[Items listed in a dataset]
* * * * *
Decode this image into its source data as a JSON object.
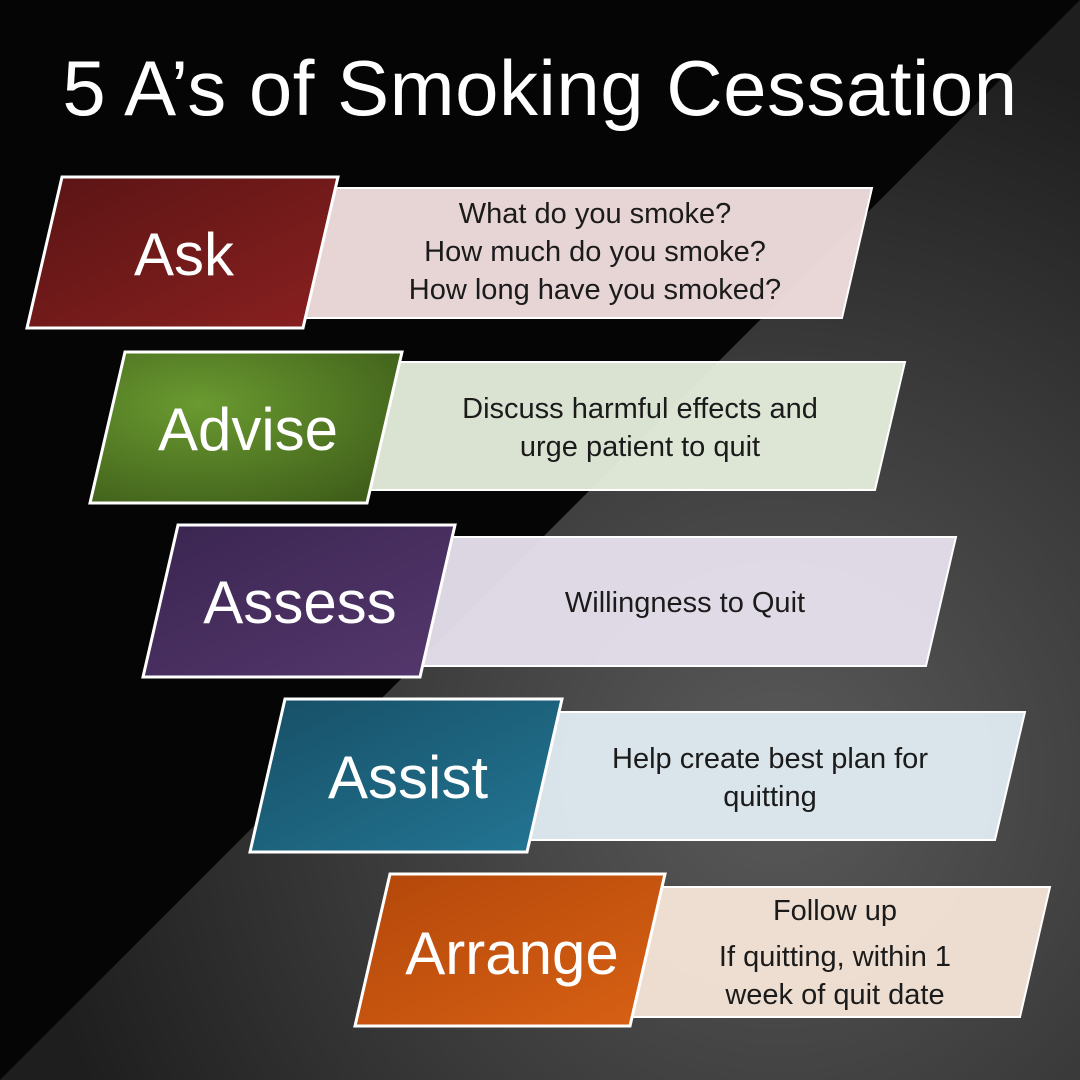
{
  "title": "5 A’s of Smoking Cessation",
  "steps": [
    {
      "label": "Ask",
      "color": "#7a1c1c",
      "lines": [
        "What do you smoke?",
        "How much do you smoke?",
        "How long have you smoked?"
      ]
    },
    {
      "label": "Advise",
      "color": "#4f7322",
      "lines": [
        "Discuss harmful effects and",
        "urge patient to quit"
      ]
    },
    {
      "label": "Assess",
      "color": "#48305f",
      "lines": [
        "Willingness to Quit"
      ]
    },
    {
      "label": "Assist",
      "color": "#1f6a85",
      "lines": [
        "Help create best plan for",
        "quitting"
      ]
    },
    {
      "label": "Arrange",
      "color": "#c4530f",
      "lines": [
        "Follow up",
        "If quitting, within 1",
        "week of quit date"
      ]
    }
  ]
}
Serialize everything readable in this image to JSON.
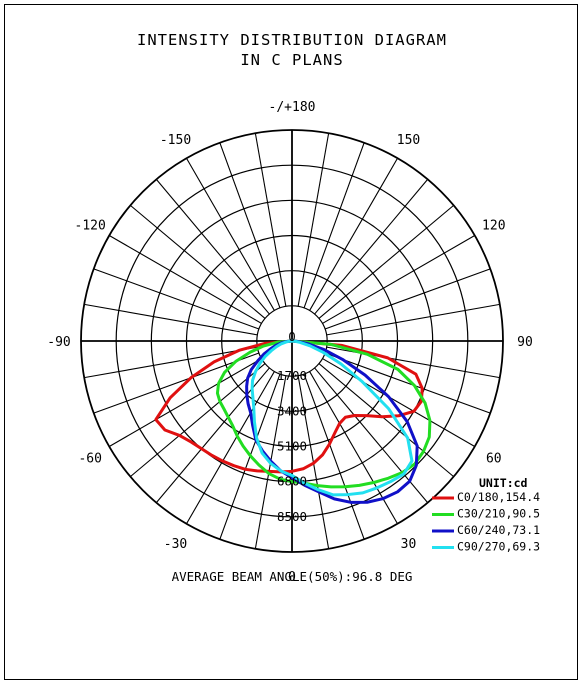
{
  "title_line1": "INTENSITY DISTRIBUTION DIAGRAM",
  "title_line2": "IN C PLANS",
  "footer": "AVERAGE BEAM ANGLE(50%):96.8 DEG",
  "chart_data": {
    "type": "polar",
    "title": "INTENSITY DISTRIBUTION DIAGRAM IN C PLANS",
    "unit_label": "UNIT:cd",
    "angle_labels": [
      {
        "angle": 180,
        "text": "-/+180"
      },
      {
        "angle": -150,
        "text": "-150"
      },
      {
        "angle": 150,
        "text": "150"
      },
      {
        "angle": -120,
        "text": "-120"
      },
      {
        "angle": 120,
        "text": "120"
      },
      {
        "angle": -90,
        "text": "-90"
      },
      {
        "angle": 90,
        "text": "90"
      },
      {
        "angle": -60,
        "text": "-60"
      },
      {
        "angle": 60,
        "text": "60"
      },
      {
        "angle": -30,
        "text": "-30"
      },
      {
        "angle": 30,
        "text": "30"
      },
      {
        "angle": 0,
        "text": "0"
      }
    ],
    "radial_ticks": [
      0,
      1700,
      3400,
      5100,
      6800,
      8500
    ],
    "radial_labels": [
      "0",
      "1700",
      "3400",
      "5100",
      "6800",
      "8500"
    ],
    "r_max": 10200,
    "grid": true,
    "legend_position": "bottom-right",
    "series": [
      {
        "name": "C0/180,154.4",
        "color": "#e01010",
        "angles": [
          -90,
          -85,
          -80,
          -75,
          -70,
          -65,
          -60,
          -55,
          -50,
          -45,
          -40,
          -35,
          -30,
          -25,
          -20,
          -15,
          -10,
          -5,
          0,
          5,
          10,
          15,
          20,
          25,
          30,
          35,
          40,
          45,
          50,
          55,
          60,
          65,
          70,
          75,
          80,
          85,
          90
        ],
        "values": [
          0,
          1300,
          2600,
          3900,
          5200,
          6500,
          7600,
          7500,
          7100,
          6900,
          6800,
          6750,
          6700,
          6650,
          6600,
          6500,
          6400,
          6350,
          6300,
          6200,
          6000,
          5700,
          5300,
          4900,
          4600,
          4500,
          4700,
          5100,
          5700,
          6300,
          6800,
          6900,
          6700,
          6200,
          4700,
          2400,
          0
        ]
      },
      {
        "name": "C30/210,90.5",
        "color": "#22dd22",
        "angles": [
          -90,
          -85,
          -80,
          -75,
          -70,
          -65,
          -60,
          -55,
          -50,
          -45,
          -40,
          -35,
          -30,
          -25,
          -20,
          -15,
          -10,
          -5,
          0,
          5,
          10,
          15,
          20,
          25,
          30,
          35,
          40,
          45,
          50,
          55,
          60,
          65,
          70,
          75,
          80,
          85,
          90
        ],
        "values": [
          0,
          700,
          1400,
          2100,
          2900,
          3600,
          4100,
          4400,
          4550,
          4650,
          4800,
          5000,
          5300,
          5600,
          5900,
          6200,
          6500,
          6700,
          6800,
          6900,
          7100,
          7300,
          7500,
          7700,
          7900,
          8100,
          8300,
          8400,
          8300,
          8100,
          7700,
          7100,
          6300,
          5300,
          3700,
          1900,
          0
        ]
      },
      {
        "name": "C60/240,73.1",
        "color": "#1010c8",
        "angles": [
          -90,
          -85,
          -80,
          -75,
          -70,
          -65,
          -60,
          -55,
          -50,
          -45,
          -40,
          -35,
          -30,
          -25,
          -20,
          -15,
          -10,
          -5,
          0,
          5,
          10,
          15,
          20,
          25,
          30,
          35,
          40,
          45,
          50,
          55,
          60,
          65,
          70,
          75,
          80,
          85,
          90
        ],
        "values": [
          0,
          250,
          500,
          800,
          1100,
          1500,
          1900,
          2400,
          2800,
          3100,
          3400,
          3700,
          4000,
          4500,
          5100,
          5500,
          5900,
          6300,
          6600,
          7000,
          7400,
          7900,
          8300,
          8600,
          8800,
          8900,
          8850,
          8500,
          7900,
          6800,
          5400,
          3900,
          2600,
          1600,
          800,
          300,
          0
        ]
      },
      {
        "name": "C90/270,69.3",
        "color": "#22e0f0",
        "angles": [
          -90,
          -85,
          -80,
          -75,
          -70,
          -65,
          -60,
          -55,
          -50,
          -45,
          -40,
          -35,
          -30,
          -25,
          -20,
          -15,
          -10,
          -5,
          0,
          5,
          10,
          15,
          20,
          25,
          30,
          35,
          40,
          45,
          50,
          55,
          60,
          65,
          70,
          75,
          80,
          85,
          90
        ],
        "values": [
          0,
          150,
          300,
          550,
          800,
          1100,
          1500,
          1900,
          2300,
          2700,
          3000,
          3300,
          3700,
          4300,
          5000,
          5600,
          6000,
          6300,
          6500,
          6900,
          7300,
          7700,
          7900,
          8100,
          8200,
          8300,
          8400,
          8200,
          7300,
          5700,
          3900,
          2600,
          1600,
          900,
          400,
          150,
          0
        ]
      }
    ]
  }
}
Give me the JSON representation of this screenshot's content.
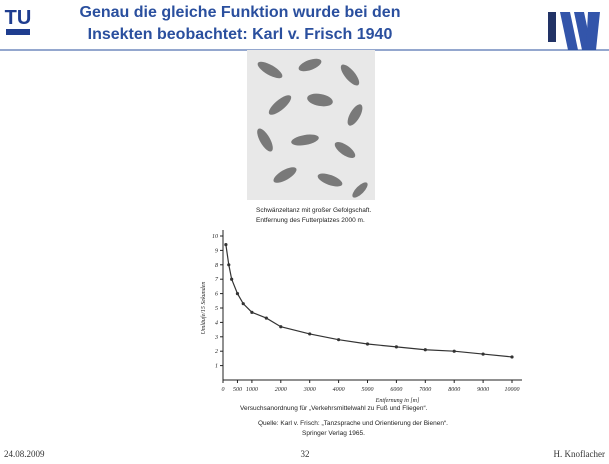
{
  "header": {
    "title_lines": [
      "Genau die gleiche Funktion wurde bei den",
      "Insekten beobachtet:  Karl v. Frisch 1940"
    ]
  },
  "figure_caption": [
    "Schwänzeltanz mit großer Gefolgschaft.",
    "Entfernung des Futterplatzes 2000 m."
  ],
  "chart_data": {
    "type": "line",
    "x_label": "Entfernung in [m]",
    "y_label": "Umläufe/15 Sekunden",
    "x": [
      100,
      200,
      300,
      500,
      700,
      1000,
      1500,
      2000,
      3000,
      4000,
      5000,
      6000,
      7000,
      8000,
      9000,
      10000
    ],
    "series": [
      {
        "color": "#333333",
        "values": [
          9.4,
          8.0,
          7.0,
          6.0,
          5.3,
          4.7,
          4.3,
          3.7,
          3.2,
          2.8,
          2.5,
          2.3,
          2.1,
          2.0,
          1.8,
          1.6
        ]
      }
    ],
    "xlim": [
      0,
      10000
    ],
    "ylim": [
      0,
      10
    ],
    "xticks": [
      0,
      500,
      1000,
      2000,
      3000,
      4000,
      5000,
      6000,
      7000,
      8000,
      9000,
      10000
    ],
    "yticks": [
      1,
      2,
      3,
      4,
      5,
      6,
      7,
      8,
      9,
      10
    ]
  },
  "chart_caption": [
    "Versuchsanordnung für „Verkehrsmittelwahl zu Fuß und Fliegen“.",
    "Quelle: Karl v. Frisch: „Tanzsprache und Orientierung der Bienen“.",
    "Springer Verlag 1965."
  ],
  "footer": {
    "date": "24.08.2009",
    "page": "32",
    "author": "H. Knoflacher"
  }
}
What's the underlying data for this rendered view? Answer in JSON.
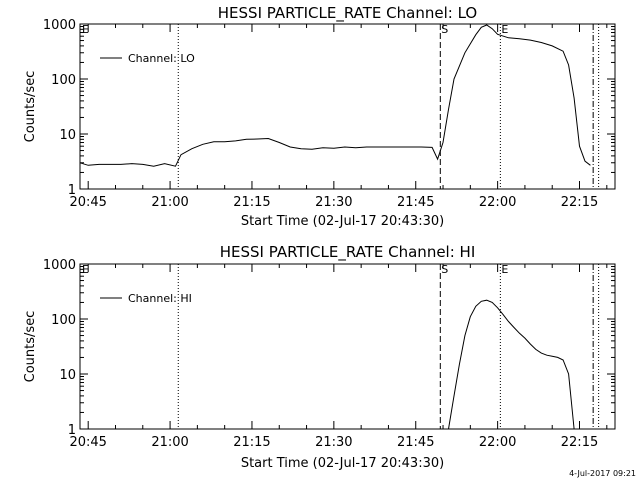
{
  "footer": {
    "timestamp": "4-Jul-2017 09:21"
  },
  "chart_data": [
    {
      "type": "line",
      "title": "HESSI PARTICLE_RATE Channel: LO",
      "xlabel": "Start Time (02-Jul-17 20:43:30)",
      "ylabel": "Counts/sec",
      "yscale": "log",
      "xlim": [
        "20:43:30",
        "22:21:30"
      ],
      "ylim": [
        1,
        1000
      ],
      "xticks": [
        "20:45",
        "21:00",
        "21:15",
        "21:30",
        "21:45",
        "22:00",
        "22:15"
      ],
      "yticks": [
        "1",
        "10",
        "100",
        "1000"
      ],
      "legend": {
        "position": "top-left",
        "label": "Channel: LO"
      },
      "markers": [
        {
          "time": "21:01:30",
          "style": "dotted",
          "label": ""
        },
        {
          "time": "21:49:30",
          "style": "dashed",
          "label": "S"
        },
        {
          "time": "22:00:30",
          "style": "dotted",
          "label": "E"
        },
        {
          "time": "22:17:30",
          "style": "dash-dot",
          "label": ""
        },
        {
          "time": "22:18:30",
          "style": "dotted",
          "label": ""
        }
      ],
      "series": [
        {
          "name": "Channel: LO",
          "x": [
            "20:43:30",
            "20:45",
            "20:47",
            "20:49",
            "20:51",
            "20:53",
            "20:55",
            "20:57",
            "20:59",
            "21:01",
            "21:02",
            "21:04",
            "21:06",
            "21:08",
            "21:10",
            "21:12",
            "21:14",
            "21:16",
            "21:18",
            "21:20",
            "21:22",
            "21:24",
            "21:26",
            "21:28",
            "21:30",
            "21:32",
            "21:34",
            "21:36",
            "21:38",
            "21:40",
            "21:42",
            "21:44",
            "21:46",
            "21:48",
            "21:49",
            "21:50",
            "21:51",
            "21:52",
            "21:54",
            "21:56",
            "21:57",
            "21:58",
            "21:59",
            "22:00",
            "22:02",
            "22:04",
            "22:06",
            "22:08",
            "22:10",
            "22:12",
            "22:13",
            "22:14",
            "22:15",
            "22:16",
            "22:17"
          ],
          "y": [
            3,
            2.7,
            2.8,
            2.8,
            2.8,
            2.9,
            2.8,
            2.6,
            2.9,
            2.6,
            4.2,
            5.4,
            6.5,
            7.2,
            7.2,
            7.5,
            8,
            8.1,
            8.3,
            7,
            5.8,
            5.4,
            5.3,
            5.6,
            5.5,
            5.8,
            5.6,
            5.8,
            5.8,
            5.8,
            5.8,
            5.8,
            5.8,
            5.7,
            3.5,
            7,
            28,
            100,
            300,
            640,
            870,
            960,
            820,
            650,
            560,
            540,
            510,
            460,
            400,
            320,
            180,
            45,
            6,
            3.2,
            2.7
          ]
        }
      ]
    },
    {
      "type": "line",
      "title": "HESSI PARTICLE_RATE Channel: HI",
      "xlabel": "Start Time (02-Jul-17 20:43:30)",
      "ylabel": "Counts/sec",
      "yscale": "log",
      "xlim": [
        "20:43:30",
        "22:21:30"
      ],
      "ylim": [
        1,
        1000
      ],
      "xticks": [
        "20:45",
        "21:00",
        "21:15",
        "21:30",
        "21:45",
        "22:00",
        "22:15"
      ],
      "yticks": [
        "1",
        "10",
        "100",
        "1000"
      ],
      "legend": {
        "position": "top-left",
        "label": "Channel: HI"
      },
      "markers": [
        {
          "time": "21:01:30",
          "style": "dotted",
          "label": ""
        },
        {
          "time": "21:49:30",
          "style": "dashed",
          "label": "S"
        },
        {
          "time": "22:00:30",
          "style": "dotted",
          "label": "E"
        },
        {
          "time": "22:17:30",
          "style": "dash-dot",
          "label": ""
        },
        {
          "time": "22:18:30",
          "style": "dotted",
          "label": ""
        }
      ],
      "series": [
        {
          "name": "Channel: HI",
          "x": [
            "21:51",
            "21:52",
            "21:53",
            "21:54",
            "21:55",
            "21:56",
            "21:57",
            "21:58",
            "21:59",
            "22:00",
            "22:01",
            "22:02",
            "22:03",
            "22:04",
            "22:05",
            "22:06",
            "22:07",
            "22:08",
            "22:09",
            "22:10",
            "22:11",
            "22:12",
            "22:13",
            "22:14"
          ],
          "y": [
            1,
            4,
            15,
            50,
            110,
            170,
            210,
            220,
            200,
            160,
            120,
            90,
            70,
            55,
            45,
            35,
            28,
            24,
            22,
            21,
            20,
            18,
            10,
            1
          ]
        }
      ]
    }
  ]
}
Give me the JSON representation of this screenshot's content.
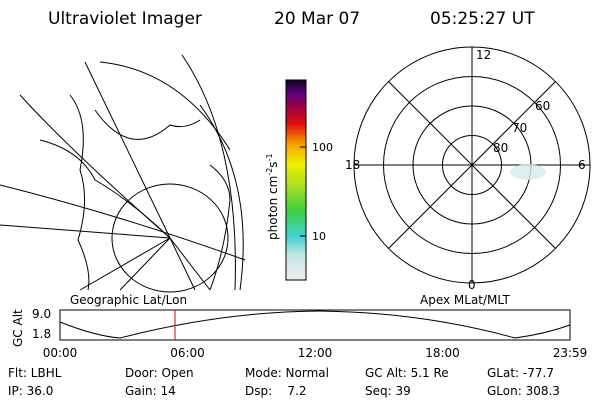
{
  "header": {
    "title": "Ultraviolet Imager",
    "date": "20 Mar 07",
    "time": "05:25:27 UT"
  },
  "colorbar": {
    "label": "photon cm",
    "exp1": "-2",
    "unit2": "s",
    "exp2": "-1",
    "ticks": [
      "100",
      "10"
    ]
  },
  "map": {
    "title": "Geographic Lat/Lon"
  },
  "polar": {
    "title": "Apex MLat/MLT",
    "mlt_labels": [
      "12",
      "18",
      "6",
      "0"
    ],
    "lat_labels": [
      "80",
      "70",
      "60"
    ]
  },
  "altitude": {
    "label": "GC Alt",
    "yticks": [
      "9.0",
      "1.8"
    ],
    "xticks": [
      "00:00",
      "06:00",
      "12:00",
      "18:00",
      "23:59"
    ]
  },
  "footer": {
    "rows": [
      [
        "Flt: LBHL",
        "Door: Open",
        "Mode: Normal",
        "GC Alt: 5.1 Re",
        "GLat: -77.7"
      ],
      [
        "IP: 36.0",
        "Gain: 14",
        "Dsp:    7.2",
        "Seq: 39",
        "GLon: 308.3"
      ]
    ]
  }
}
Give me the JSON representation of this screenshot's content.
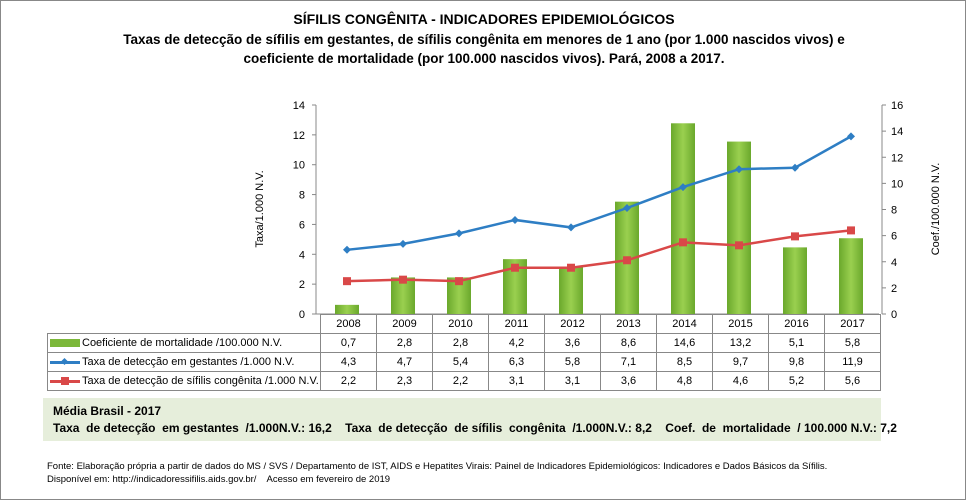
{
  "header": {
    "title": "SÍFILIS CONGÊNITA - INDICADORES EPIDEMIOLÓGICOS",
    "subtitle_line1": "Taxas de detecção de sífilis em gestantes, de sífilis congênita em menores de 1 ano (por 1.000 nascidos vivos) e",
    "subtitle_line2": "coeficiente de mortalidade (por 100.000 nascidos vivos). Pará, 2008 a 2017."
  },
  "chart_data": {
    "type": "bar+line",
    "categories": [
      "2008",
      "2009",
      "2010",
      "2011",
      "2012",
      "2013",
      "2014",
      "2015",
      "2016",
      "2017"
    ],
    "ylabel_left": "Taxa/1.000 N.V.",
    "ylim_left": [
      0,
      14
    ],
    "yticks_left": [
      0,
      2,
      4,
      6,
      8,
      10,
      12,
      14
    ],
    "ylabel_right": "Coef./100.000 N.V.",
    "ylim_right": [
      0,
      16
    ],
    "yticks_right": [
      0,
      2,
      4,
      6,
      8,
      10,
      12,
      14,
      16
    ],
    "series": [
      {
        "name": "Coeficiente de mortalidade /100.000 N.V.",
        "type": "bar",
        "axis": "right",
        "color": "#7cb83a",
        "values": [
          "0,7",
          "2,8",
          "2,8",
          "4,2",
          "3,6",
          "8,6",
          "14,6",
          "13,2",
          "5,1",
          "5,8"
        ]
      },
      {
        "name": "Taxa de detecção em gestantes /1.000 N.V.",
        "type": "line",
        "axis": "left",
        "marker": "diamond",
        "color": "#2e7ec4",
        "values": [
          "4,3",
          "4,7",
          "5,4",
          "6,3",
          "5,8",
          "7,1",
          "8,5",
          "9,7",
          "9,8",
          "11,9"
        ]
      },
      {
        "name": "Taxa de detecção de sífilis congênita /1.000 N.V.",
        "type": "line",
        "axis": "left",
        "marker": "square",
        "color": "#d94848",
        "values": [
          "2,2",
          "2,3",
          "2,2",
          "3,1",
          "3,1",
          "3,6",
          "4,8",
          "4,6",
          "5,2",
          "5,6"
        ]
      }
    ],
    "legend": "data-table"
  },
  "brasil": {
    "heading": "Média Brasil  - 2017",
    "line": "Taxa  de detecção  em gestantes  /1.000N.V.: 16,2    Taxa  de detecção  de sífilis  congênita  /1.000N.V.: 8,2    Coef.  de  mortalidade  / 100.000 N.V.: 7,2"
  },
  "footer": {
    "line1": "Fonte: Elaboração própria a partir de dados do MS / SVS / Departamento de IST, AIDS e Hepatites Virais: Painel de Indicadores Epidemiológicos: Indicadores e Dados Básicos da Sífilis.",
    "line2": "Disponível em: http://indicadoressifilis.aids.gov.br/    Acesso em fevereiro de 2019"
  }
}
* * * * *
- Aim of the task -
In the entries above, find every line with the word "Channel" and list it.

- Right answer -
      "title": "HESSI PARTICLE_RATE Channel: LO",
        "label": "Channel: LO"
          "name": "Channel: LO",
      "title": "HESSI PARTICLE_RATE Channel: HI",
        "label": "Channel: HI"
          "name": "Channel: HI",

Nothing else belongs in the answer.